-- start DATA FOR PROCESSING --

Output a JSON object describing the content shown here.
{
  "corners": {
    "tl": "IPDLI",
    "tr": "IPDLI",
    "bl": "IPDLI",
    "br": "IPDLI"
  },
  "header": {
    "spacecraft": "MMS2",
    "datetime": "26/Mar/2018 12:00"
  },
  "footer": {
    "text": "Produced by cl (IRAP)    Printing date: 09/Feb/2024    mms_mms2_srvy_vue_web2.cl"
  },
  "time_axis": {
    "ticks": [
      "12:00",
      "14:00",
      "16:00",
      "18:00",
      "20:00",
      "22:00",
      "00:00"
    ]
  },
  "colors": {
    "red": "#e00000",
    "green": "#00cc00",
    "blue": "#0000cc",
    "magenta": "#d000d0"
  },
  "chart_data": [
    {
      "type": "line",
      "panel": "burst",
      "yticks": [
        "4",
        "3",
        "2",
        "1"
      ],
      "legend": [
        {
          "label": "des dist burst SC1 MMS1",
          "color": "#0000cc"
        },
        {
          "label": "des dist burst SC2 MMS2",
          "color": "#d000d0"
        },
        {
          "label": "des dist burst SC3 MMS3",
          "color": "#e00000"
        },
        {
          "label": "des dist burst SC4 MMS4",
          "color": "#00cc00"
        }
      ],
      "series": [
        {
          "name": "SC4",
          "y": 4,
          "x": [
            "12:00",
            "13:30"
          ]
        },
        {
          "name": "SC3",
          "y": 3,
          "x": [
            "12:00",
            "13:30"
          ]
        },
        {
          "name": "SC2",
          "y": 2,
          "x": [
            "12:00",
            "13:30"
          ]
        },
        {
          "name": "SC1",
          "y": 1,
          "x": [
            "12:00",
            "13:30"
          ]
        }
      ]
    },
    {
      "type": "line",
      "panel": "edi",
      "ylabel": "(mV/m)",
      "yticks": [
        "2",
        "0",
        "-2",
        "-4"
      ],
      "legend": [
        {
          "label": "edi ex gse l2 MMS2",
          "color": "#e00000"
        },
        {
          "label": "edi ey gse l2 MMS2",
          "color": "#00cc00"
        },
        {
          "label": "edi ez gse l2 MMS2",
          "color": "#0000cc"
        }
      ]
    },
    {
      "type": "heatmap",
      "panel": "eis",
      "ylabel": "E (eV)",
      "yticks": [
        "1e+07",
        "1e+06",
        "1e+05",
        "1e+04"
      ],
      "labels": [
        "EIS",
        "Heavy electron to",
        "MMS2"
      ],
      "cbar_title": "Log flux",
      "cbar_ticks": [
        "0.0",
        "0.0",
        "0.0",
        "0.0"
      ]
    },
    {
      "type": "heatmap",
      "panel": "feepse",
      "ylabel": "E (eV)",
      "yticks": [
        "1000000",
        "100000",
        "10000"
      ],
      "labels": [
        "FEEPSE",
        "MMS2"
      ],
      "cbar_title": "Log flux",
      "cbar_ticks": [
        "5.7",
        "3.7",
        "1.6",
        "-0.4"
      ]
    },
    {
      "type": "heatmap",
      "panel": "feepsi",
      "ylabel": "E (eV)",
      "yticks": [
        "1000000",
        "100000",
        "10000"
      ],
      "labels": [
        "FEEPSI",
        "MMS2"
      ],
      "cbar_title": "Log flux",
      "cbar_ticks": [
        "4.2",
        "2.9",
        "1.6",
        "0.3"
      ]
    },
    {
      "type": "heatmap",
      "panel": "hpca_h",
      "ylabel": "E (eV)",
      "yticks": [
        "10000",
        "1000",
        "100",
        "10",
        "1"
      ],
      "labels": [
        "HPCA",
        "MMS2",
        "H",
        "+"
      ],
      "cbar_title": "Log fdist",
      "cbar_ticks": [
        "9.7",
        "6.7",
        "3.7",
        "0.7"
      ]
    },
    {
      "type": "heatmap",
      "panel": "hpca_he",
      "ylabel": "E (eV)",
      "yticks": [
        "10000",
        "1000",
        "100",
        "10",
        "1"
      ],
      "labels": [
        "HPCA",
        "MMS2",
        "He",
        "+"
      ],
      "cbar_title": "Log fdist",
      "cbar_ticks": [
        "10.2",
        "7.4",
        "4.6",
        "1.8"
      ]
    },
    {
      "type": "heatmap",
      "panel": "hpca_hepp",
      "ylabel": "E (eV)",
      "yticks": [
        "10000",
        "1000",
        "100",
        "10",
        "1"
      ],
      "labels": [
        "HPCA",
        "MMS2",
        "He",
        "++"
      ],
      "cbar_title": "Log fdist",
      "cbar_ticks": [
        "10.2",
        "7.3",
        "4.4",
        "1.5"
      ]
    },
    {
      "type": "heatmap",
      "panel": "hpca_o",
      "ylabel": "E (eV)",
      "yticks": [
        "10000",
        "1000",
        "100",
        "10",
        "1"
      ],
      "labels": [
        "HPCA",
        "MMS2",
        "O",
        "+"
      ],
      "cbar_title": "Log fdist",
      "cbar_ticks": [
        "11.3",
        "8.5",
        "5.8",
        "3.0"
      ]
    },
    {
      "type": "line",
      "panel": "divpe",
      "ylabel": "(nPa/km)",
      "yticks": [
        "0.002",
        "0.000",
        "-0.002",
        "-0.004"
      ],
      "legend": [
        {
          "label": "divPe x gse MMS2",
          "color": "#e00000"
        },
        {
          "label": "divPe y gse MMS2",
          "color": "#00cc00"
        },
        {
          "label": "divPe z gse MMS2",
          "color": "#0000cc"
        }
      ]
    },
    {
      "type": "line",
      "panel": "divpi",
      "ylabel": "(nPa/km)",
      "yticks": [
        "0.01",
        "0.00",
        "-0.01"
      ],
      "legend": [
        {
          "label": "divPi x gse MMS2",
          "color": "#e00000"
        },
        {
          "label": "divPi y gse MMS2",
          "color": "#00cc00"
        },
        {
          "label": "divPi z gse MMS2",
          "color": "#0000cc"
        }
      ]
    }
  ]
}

-- end DATA FOR PROCESSING --

▶ PROBLEM TO SOLVE
Print out all the entries precisely as written.

▶ OUTPUT
Output a JSON object describing the content shown here.
{
  "corners": {
    "tl": "IPDLI",
    "tr": "IPDLI",
    "bl": "IPDLI",
    "br": "IPDLI"
  },
  "header": {
    "spacecraft": "MMS2",
    "datetime": "26/Mar/2018 12:00"
  },
  "footer": {
    "text": "Produced by cl (IRAP)    Printing date: 09/Feb/2024    mms_mms2_srvy_vue_web2.cl"
  },
  "time_axis": {
    "ticks": [
      "12:00",
      "14:00",
      "16:00",
      "18:00",
      "20:00",
      "22:00",
      "00:00"
    ]
  },
  "colors": {
    "red": "#e00000",
    "green": "#00cc00",
    "blue": "#0000cc",
    "magenta": "#d000d0"
  },
  "chart_data": [
    {
      "type": "line",
      "panel": "burst",
      "yticks": [
        "4",
        "3",
        "2",
        "1"
      ],
      "legend": [
        {
          "label": "des dist burst SC1 MMS1",
          "color": "#0000cc"
        },
        {
          "label": "des dist burst SC2 MMS2",
          "color": "#d000d0"
        },
        {
          "label": "des dist burst SC3 MMS3",
          "color": "#e00000"
        },
        {
          "label": "des dist burst SC4 MMS4",
          "color": "#00cc00"
        }
      ],
      "series": [
        {
          "name": "SC4",
          "y": 4,
          "x": [
            "12:00",
            "13:30"
          ]
        },
        {
          "name": "SC3",
          "y": 3,
          "x": [
            "12:00",
            "13:30"
          ]
        },
        {
          "name": "SC2",
          "y": 2,
          "x": [
            "12:00",
            "13:30"
          ]
        },
        {
          "name": "SC1",
          "y": 1,
          "x": [
            "12:00",
            "13:30"
          ]
        }
      ]
    },
    {
      "type": "line",
      "panel": "edi",
      "ylabel": "(mV/m)",
      "yticks": [
        "2",
        "0",
        "-2",
        "-4"
      ],
      "legend": [
        {
          "label": "edi ex gse l2 MMS2",
          "color": "#e00000"
        },
        {
          "label": "edi ey gse l2 MMS2",
          "color": "#00cc00"
        },
        {
          "label": "edi ez gse l2 MMS2",
          "color": "#0000cc"
        }
      ]
    },
    {
      "type": "heatmap",
      "panel": "eis",
      "ylabel": "E (eV)",
      "yticks": [
        "1e+07",
        "1e+06",
        "1e+05",
        "1e+04"
      ],
      "labels": [
        "EIS",
        "Heavy electron to",
        "MMS2"
      ],
      "cbar_title": "Log flux",
      "cbar_ticks": [
        "0.0",
        "0.0",
        "0.0",
        "0.0"
      ]
    },
    {
      "type": "heatmap",
      "panel": "feepse",
      "ylabel": "E (eV)",
      "yticks": [
        "1000000",
        "100000",
        "10000"
      ],
      "labels": [
        "FEEPSE",
        "MMS2"
      ],
      "cbar_title": "Log flux",
      "cbar_ticks": [
        "5.7",
        "3.7",
        "1.6",
        "-0.4"
      ]
    },
    {
      "type": "heatmap",
      "panel": "feepsi",
      "ylabel": "E (eV)",
      "yticks": [
        "1000000",
        "100000",
        "10000"
      ],
      "labels": [
        "FEEPSI",
        "MMS2"
      ],
      "cbar_title": "Log flux",
      "cbar_ticks": [
        "4.2",
        "2.9",
        "1.6",
        "0.3"
      ]
    },
    {
      "type": "heatmap",
      "panel": "hpca_h",
      "ylabel": "E (eV)",
      "yticks": [
        "10000",
        "1000",
        "100",
        "10",
        "1"
      ],
      "labels": [
        "HPCA",
        "MMS2",
        "H",
        "+"
      ],
      "cbar_title": "Log fdist",
      "cbar_ticks": [
        "9.7",
        "6.7",
        "3.7",
        "0.7"
      ]
    },
    {
      "type": "heatmap",
      "panel": "hpca_he",
      "ylabel": "E (eV)",
      "yticks": [
        "10000",
        "1000",
        "100",
        "10",
        "1"
      ],
      "labels": [
        "HPCA",
        "MMS2",
        "He",
        "+"
      ],
      "cbar_title": "Log fdist",
      "cbar_ticks": [
        "10.2",
        "7.4",
        "4.6",
        "1.8"
      ]
    },
    {
      "type": "heatmap",
      "panel": "hpca_hepp",
      "ylabel": "E (eV)",
      "yticks": [
        "10000",
        "1000",
        "100",
        "10",
        "1"
      ],
      "labels": [
        "HPCA",
        "MMS2",
        "He",
        "++"
      ],
      "cbar_title": "Log fdist",
      "cbar_ticks": [
        "10.2",
        "7.3",
        "4.4",
        "1.5"
      ]
    },
    {
      "type": "heatmap",
      "panel": "hpca_o",
      "ylabel": "E (eV)",
      "yticks": [
        "10000",
        "1000",
        "100",
        "10",
        "1"
      ],
      "labels": [
        "HPCA",
        "MMS2",
        "O",
        "+"
      ],
      "cbar_title": "Log fdist",
      "cbar_ticks": [
        "11.3",
        "8.5",
        "5.8",
        "3.0"
      ]
    },
    {
      "type": "line",
      "panel": "divpe",
      "ylabel": "(nPa/km)",
      "yticks": [
        "0.002",
        "0.000",
        "-0.002",
        "-0.004"
      ],
      "legend": [
        {
          "label": "divPe x gse MMS2",
          "color": "#e00000"
        },
        {
          "label": "divPe y gse MMS2",
          "color": "#00cc00"
        },
        {
          "label": "divPe z gse MMS2",
          "color": "#0000cc"
        }
      ]
    },
    {
      "type": "line",
      "panel": "divpi",
      "ylabel": "(nPa/km)",
      "yticks": [
        "0.01",
        "0.00",
        "-0.01"
      ],
      "legend": [
        {
          "label": "divPi x gse MMS2",
          "color": "#e00000"
        },
        {
          "label": "divPi y gse MMS2",
          "color": "#00cc00"
        },
        {
          "label": "divPi z gse MMS2",
          "color": "#0000cc"
        }
      ]
    }
  ]
}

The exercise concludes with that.